■ **WHAT TO WORK ON**
Please retype the records below exactly, leaving out any pictures.

Data excerpts
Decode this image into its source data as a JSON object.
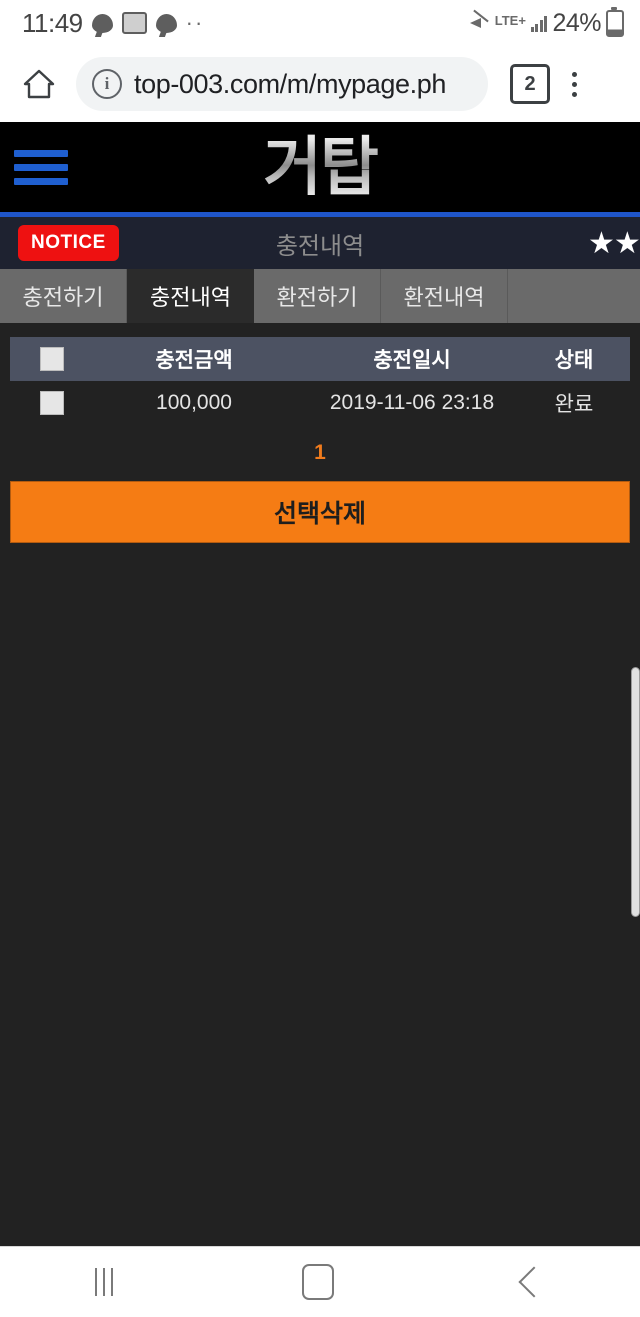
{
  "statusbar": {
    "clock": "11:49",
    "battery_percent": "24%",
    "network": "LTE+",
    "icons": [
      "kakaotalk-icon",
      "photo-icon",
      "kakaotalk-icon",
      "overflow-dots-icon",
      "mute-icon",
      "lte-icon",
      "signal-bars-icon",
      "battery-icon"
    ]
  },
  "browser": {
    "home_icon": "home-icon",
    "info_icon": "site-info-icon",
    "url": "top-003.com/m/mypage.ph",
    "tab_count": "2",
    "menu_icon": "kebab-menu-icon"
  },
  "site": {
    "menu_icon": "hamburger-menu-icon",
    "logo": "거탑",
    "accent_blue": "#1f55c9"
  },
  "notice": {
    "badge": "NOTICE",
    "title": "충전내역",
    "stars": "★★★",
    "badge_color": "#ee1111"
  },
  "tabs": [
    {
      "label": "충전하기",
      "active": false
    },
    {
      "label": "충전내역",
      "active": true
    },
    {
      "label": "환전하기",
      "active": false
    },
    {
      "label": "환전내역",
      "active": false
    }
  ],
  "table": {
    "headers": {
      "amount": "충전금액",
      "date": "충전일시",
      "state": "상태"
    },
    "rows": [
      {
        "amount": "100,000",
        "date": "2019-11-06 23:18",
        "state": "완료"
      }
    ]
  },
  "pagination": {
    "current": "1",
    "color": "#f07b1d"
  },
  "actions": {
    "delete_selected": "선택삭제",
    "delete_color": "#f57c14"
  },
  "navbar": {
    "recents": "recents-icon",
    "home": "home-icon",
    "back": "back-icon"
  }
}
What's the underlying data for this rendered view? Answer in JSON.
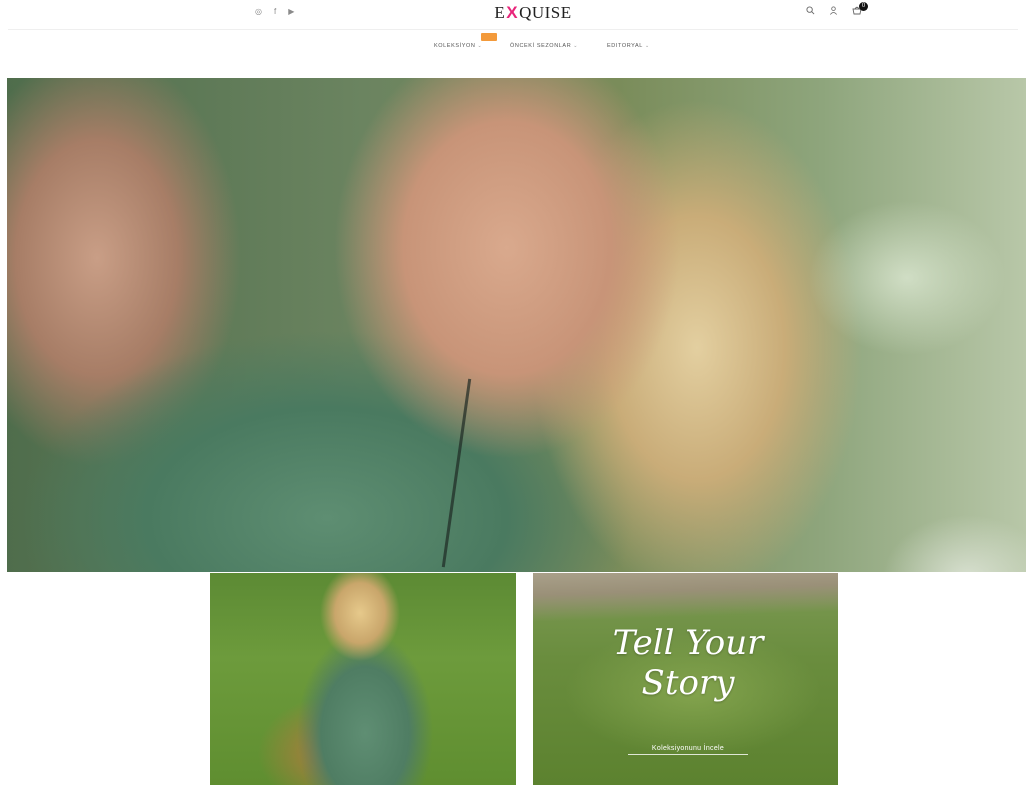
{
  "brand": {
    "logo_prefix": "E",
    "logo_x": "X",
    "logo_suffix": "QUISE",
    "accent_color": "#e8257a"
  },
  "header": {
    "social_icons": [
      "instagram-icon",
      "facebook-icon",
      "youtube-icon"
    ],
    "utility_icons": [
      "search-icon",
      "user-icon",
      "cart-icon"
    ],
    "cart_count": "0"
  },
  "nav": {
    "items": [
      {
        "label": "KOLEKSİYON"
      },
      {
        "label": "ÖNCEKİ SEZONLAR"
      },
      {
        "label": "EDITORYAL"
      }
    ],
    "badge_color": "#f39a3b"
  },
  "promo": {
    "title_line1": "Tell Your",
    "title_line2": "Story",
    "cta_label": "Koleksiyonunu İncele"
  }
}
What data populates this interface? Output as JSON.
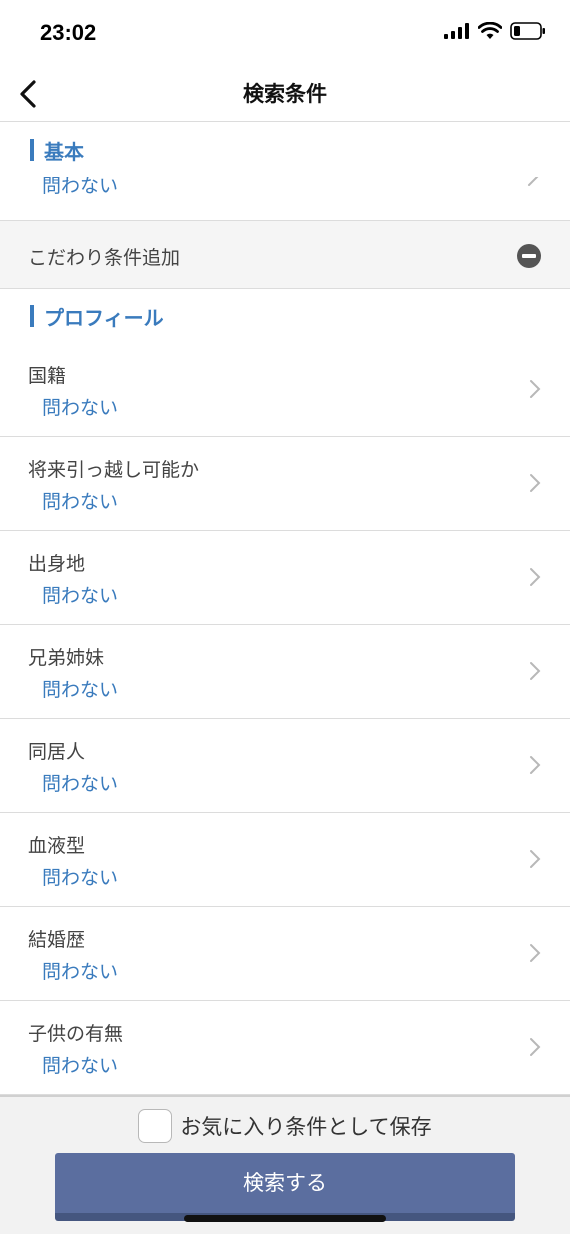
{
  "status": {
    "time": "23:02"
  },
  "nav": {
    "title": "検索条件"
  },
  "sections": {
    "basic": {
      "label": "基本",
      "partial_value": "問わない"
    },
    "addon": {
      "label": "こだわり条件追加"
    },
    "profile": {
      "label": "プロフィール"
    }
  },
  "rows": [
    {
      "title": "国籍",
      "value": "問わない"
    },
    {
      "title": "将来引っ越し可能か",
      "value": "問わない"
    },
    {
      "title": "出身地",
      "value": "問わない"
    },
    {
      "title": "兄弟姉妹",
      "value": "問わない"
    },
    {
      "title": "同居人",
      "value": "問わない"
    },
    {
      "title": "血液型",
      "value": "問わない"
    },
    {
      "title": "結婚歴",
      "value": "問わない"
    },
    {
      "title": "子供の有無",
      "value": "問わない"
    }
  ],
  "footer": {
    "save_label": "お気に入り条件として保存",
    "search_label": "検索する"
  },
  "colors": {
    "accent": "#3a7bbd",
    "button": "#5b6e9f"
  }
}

■ **TASK OUTPUT**
Decode this image into its source data as a JSON object.
{
  "statusbar": {
    "clock": "11:49",
    "battery_percent": "24%",
    "network": "LTE+",
    "icons": [
      "kakaotalk-icon",
      "photo-icon",
      "kakaotalk-icon",
      "overflow-dots-icon",
      "mute-icon",
      "lte-icon",
      "signal-bars-icon",
      "battery-icon"
    ]
  },
  "browser": {
    "home_icon": "home-icon",
    "info_icon": "site-info-icon",
    "url": "top-003.com/m/mypage.ph",
    "tab_count": "2",
    "menu_icon": "kebab-menu-icon"
  },
  "site": {
    "menu_icon": "hamburger-menu-icon",
    "logo": "거탑",
    "accent_blue": "#1f55c9"
  },
  "notice": {
    "badge": "NOTICE",
    "title": "충전내역",
    "stars": "★★★",
    "badge_color": "#ee1111"
  },
  "tabs": [
    {
      "label": "충전하기",
      "active": false
    },
    {
      "label": "충전내역",
      "active": true
    },
    {
      "label": "환전하기",
      "active": false
    },
    {
      "label": "환전내역",
      "active": false
    }
  ],
  "table": {
    "headers": {
      "amount": "충전금액",
      "date": "충전일시",
      "state": "상태"
    },
    "rows": [
      {
        "amount": "100,000",
        "date": "2019-11-06 23:18",
        "state": "완료"
      }
    ]
  },
  "pagination": {
    "current": "1",
    "color": "#f07b1d"
  },
  "actions": {
    "delete_selected": "선택삭제",
    "delete_color": "#f57c14"
  },
  "navbar": {
    "recents": "recents-icon",
    "home": "home-icon",
    "back": "back-icon"
  }
}
What's the underlying data for this rendered view? Answer in JSON.
{
  "brand": {
    "logo_prefix": "E",
    "logo_x": "X",
    "logo_suffix": "QUISE",
    "accent_color": "#e8257a"
  },
  "header": {
    "social_icons": [
      "instagram-icon",
      "facebook-icon",
      "youtube-icon"
    ],
    "utility_icons": [
      "search-icon",
      "user-icon",
      "cart-icon"
    ],
    "cart_count": "0"
  },
  "nav": {
    "items": [
      {
        "label": "KOLEKSİYON"
      },
      {
        "label": "ÖNCEKİ SEZONLAR"
      },
      {
        "label": "EDITORYAL"
      }
    ],
    "badge_color": "#f39a3b"
  },
  "promo": {
    "title_line1": "Tell Your",
    "title_line2": "Story",
    "cta_label": "Koleksiyonunu İncele"
  }
}
What data populates this interface? Output as JSON.
{
  "status": {
    "time": "23:02"
  },
  "nav": {
    "title": "検索条件"
  },
  "sections": {
    "basic": {
      "label": "基本",
      "partial_value": "問わない"
    },
    "addon": {
      "label": "こだわり条件追加"
    },
    "profile": {
      "label": "プロフィール"
    }
  },
  "rows": [
    {
      "title": "国籍",
      "value": "問わない"
    },
    {
      "title": "将来引っ越し可能か",
      "value": "問わない"
    },
    {
      "title": "出身地",
      "value": "問わない"
    },
    {
      "title": "兄弟姉妹",
      "value": "問わない"
    },
    {
      "title": "同居人",
      "value": "問わない"
    },
    {
      "title": "血液型",
      "value": "問わない"
    },
    {
      "title": "結婚歴",
      "value": "問わない"
    },
    {
      "title": "子供の有無",
      "value": "問わない"
    }
  ],
  "footer": {
    "save_label": "お気に入り条件として保存",
    "search_label": "検索する"
  },
  "colors": {
    "accent": "#3a7bbd",
    "button": "#5b6e9f"
  }
}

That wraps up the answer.